What is asked
**1)** From the travel diary entry, reproduce everything from "Last time I" down to "and it is hot.".
**2)** Write what comes next in the travel diary entry, starting right after its last sentence.

>> Begin Passage given

Typed
Tuesday 13/Wednesday 14 May 2014
At only had wi-fi once since last
posting, and it was very dodgy, so unable to post anything. Have been having what have become the usual
problems getting email in and out, but am trying not to let it stress me.
We have neither wi-fi or
electricity here but I am trying to get caught up to the present so that I can
post it when we do get a connection. I
don’t think the battery is going to hold out until I finish, so will probably
have to do it in two goes.
Last time I typed I was in
Castelo de Vide - seems like ages ago - and hadn’t even filled you in up till
then. Will give a brief overview of our
route and then come back and fill in.
From Berenquera we travelled to Castelo Branco (still in Portugal),
thence to Castelo de Vide, Portelegre, Estremoz and Evora. We ten back-tracked a bit to Elvas on the
Spansh border, and crossed into Spain through Badajoz to Merida. After looking around Merida, we headed south
for Seville, stopping overnight on the way at Zafra. From Seville we travelled yesterday to
Sanlucar de Barrameda on the south coast along the Costa de la Luz, where we
are parked up with a lot of other vans across the road from the beach, the sun
is shining and it is hot.

>> End Passage given
>> Begin Record extracts

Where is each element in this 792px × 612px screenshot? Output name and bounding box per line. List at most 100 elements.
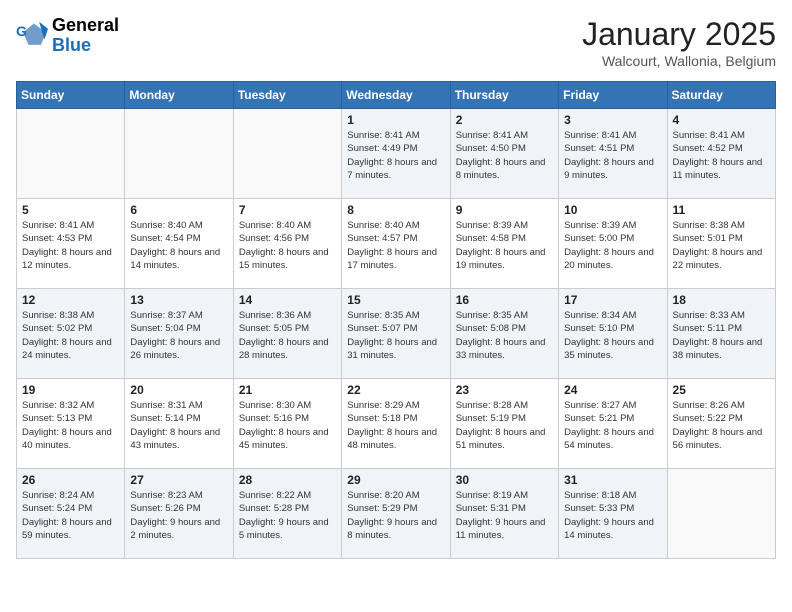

>> End Record extracts
>> Begin Record extracts

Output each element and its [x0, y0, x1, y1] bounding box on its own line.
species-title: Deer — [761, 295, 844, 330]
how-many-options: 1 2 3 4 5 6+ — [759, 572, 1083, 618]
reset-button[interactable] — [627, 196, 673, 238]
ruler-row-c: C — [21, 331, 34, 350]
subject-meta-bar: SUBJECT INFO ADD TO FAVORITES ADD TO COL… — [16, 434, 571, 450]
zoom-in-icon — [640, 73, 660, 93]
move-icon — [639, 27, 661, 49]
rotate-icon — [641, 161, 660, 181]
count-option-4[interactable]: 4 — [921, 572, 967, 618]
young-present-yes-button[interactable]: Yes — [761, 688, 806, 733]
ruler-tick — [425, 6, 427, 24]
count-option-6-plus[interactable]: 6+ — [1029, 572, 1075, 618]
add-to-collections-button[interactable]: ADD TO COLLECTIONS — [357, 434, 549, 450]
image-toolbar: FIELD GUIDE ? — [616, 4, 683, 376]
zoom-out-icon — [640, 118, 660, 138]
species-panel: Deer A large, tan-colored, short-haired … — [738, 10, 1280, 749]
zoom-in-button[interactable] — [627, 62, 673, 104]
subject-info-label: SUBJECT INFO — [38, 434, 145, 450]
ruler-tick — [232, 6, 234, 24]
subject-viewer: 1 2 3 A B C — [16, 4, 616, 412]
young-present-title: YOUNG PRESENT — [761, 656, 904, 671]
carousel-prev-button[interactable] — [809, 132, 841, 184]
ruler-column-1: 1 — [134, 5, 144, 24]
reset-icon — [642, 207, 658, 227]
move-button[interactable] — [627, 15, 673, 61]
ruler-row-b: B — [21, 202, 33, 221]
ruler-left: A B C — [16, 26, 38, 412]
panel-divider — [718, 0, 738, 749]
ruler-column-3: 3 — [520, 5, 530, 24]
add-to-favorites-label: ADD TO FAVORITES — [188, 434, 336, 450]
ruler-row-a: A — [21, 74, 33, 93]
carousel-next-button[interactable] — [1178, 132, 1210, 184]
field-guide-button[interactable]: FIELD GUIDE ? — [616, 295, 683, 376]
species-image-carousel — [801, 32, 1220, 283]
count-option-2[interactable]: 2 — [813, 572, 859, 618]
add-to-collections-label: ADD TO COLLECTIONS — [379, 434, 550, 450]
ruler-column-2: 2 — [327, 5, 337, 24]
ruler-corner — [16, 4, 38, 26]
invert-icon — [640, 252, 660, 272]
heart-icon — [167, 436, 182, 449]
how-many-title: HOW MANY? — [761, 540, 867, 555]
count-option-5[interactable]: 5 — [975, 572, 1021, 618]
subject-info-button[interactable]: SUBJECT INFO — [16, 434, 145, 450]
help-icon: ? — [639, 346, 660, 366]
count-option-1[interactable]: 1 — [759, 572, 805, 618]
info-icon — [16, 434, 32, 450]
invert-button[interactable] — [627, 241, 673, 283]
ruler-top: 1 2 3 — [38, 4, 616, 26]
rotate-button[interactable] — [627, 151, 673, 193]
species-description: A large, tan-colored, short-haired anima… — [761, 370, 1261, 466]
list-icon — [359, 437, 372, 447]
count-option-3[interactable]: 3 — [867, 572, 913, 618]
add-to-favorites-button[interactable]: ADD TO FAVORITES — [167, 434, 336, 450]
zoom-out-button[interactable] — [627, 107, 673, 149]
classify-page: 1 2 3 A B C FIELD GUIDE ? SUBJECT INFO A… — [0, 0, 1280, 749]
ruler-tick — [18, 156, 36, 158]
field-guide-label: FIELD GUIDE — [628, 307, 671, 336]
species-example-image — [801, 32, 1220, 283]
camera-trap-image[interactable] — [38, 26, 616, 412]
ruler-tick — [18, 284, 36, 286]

>> End Record extracts
>> Begin Record extracts

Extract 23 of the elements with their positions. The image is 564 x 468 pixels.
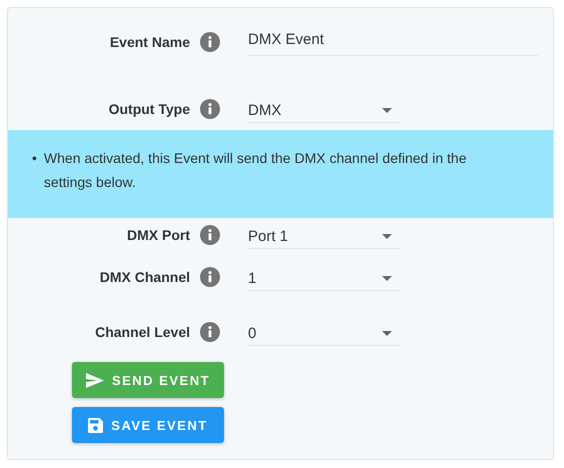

>> End Record extracts

Results of the exercise
**1)**
Last time I typed I was in
Castelo de Vide - seems like ages ago - and hadn’t even filled you in up till
then. Will give a brief overview of our
route and then come back and fill in.
From Berenquera we travelled to Castelo Branco (still in Portugal),
thence to Castelo de Vide, Portelegre, Estremoz and Evora. We ten back-tracked a bit to Elvas on the
Spansh border, and crossed into Spain through Badajoz to Merida. After looking around Merida, we headed south
for Seville, stopping overnight on the way at Zafra. From Seville we travelled yesterday to
Sanlucar de Barrameda on the south coast along the Costa de la Luz, where we
are parked up with a lot of other vans across the road from the beach, the sun
is shining and it is hot.

**2)**
I have let myself get this far
behind with the blog because it has been too hot to sit inside at the laptop in
the day time and by night time I just can’t be bothered. It is lovely to be in the heat though. It is a very dry heat, like Adelaide or
Melbourne in the summer and neither Kenny or I are finding it easy to deal
with. I guess we will force ourselves to
get used to it though!!! :)
It is a good job I have been
recording my thoughts on the tablet as we go along, otherwise I would have
forgotten all the stuff I would like to tell you.
I had been getting really tired
as I hadn’t been sleeping well. So we stayed 2 extra days at Berenquera to
catch up on sleep, cleaning, etc. Got a
bit sunburnt lying around reading our books.
Did a bit of hand washing.
Generally relaxed as the village was NOT a tourist must-do. We did walk
up to the village to get bread, which, in Portugal, is heavy and solid and is
shaped like a cow pat. It was bread
however, and it was filling and good for you.
Spanish bread is more like the French and the baguettes are lovely for
lunch each day.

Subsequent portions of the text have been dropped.